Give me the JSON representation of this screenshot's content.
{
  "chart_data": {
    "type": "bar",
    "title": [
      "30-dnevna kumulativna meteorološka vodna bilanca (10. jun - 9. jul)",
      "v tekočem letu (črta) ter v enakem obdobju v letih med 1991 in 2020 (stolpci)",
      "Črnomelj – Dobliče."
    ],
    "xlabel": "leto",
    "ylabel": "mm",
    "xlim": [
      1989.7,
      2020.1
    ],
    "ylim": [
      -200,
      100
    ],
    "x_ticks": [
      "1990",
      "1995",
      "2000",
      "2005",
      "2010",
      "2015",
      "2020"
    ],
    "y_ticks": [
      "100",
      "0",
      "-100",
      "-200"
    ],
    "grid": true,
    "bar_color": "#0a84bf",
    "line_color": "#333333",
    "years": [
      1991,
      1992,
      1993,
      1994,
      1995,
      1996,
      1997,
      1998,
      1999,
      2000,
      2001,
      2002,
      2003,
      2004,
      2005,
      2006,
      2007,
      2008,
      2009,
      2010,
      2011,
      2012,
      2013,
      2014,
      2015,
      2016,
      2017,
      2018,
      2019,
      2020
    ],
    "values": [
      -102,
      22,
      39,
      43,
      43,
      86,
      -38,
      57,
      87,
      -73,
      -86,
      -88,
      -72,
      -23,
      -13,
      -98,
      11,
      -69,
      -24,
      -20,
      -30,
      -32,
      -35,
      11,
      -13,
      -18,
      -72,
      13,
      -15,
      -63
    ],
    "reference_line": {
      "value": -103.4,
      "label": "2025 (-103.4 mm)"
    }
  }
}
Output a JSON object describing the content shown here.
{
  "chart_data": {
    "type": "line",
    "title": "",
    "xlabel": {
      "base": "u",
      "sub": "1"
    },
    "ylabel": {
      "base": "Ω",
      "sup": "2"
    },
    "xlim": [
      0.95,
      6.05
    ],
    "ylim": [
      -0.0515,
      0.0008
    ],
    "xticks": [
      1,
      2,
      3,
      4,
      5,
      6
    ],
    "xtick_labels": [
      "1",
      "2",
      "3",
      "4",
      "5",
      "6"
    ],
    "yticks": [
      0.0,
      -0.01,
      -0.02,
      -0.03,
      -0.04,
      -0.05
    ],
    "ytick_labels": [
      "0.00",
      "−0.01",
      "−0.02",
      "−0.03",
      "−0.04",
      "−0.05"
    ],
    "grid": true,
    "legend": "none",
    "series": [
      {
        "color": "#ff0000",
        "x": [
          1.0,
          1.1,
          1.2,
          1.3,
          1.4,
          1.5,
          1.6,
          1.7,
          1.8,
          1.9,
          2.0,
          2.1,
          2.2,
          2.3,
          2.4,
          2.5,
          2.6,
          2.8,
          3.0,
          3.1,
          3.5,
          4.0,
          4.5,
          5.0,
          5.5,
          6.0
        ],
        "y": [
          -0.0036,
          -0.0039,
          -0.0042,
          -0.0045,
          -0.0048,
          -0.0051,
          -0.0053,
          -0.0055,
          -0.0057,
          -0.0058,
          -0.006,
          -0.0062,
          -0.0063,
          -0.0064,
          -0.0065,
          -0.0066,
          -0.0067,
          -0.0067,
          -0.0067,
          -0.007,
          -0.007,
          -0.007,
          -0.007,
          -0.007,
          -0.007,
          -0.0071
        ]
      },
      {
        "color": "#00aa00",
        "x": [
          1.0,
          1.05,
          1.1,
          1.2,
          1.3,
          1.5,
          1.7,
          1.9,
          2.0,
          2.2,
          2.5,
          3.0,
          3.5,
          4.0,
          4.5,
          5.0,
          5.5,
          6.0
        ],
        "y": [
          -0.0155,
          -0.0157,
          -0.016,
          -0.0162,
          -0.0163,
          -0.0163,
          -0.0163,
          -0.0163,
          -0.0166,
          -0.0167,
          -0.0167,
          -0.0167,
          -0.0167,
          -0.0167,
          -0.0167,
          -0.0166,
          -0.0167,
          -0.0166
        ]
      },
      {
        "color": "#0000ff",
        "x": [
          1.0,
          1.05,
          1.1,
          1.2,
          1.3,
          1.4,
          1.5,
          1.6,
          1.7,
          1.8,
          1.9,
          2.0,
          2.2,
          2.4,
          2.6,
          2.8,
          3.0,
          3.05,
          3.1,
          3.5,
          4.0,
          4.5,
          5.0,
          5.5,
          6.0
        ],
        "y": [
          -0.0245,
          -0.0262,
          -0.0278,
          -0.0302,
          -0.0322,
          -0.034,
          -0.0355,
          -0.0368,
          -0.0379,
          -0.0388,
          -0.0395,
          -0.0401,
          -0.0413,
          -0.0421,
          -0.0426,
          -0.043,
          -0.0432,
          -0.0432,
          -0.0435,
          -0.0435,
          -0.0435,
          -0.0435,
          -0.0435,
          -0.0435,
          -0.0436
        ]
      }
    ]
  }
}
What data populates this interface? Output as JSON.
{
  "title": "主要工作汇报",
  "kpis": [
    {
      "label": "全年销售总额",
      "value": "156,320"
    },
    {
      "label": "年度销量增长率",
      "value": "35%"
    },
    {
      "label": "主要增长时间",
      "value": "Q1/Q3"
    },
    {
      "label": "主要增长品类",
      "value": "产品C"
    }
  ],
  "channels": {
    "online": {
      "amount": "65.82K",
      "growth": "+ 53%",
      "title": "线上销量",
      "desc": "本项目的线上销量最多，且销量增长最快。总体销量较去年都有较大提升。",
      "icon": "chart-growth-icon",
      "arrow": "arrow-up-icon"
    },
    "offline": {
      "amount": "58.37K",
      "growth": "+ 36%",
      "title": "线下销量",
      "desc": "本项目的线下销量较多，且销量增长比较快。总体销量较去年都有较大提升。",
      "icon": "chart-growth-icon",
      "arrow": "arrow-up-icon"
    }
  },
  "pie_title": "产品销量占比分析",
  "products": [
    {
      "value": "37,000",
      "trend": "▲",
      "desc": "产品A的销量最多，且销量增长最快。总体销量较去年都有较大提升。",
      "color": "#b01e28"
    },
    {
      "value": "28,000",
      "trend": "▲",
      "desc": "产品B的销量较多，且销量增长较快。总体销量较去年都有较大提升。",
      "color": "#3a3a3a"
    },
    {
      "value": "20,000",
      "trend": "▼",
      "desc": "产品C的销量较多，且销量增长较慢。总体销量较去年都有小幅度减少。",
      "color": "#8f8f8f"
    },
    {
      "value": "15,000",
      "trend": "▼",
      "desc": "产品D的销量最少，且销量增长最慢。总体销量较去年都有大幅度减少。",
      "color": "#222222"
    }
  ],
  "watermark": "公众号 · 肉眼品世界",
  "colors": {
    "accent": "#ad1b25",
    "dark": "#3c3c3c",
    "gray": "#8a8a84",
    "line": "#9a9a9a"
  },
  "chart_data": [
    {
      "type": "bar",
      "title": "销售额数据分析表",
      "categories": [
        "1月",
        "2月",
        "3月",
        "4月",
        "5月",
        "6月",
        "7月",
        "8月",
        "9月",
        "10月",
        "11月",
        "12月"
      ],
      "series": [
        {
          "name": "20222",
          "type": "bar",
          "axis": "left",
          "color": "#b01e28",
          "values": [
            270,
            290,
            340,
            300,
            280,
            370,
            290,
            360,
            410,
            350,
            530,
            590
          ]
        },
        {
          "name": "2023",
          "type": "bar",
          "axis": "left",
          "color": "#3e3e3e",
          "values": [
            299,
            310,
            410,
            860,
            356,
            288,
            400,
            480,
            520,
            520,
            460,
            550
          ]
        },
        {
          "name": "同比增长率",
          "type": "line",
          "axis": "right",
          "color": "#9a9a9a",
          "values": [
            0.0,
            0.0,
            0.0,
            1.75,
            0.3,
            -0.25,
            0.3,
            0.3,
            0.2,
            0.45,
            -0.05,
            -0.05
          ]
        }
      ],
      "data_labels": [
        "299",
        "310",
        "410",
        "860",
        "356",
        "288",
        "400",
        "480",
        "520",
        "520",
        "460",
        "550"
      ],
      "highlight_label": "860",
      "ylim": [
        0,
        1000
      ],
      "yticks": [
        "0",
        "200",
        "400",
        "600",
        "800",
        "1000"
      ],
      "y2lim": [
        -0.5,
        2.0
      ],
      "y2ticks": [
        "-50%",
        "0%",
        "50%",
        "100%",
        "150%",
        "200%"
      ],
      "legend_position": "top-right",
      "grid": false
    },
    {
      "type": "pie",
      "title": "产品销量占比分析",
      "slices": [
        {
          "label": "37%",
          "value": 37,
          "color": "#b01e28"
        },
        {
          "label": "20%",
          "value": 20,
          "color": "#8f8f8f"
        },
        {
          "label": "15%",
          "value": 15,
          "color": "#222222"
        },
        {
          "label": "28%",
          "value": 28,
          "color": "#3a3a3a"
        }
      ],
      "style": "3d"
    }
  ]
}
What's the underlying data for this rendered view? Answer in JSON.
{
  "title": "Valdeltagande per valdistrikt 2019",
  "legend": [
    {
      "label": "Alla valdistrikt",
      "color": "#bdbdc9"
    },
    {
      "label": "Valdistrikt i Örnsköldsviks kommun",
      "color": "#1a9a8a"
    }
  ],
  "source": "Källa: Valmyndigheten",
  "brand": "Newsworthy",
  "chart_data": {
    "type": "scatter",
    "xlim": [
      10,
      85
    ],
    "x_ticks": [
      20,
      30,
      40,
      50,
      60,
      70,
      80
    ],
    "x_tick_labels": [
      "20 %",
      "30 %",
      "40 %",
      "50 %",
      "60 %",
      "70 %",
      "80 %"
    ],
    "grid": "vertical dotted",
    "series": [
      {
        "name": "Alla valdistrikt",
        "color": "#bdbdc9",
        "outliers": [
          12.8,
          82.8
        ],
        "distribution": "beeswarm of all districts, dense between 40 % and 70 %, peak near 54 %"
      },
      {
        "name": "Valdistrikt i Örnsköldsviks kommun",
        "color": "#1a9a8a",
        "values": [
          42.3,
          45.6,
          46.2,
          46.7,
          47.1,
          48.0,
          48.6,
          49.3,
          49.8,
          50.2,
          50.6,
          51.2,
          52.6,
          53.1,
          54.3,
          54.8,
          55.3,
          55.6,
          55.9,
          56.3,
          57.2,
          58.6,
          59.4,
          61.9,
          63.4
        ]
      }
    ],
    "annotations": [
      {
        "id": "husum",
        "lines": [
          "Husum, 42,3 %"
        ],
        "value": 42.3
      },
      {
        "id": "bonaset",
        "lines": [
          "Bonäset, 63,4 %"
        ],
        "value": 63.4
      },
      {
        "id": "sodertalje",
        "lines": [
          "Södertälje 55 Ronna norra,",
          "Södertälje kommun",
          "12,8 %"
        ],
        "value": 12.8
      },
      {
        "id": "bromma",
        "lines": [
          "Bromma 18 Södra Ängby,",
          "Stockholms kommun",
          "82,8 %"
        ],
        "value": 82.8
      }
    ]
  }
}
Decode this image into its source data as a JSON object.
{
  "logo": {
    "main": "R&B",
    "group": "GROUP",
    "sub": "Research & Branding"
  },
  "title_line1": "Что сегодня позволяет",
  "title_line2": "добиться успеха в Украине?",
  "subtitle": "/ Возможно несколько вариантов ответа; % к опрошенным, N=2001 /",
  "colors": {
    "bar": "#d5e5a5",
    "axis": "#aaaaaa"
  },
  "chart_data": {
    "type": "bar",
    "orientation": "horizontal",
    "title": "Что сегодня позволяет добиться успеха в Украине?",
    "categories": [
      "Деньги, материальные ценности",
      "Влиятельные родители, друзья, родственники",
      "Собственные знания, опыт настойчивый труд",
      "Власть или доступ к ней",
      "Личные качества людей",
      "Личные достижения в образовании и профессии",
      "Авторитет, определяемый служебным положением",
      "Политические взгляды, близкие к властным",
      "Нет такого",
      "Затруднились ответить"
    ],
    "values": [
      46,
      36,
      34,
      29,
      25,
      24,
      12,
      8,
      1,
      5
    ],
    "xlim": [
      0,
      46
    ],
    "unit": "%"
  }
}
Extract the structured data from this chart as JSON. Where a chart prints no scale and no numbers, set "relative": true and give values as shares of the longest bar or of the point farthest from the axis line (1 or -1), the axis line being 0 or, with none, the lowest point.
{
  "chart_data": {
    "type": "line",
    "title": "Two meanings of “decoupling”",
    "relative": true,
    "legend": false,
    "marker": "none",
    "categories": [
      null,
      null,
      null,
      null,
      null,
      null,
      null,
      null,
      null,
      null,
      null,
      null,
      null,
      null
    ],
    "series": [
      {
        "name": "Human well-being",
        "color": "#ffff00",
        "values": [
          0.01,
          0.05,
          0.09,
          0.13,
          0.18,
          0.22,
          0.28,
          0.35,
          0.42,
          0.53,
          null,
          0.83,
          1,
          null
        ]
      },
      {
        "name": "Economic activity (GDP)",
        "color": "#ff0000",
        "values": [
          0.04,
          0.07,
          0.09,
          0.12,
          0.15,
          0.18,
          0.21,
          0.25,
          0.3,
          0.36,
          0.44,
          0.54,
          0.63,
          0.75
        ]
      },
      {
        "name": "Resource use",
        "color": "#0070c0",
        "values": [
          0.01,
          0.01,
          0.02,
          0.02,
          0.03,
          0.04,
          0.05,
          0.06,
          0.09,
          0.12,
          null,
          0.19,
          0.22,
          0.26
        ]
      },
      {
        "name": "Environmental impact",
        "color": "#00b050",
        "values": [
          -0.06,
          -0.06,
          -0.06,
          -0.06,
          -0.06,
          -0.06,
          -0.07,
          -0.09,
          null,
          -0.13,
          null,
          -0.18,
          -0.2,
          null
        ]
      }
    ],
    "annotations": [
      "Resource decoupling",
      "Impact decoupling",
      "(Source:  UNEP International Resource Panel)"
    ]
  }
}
***
● **DESCRIPTION OF THE TASK**: From the entries above, list each line with "object" in it.

● **FULL ANSWER**:
Output a JSON object describing the content shown here.
Decode this image into its source data as a JSON object.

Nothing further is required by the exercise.